#### DATA SHOWN ####

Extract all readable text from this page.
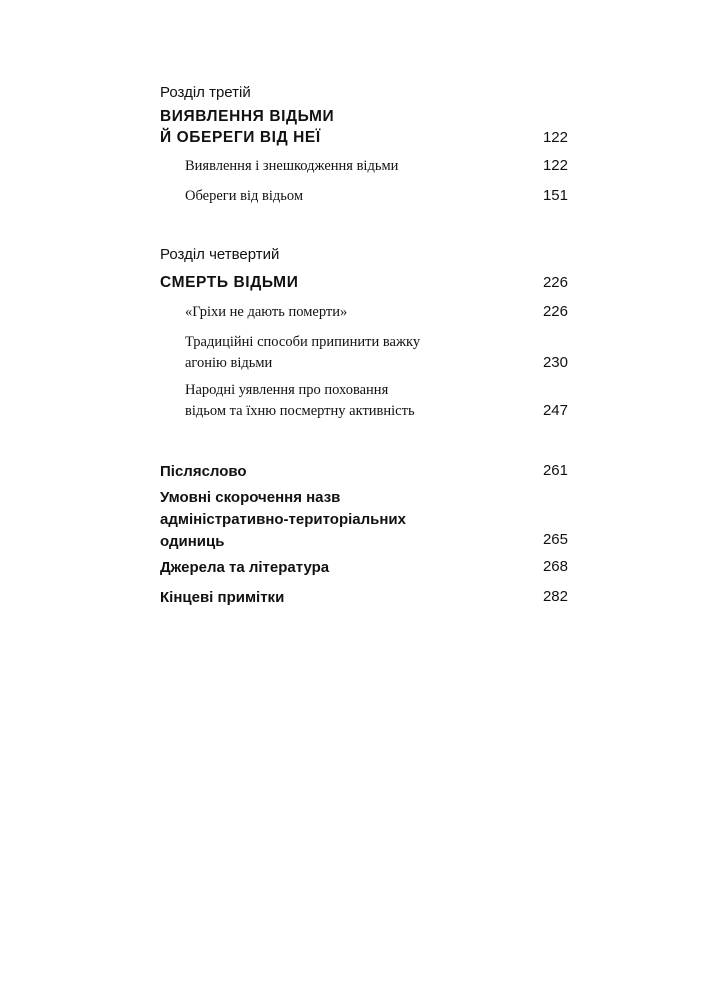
Розділ третій
ВИЯВЛЕННЯ ВІДЬМИ
Й ОБЕРЕГИ ВІД НЕЇ	122
Виявлення і знешкодження відьми	122
Обереги від відьом	151
Розділ четвертий
СМЕРТЬ ВІДЬМИ	226
«Гріхи не дають померти»	226
Традиційні способи припинити важку
агонію відьми	230
Народні уявлення про поховання
відьом та їхню посмертну активність	247
Післяслово	261
Умовні скорочення назв
адміністративно-територіальних
одиниць	265
Джерела та література	268
Кінцеві примітки	282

####

BRIEF —
Reproduce the full material exactly, excluding the pictures.

RESPONSE —
Extract all readable text from this page.
Розділ третій
ВИЯВЛЕННЯ ВІДЬМИ
Й ОБЕРЕГИ ВІД НЕЇ	122
Виявлення і знешкодження відьми	122
Обереги від відьом	151
Розділ четвертий
СМЕРТЬ ВІДЬМИ	226
«Гріхи не дають померти»	226
Традиційні способи припинити важку
агонію відьми	230
Народні уявлення про поховання
відьом та їхню посмертну активність	247
Післяслово	261
Умовні скорочення назв
адміністративно-територіальних
одиниць	265
Джерела та література	268
Кінцеві примітки	282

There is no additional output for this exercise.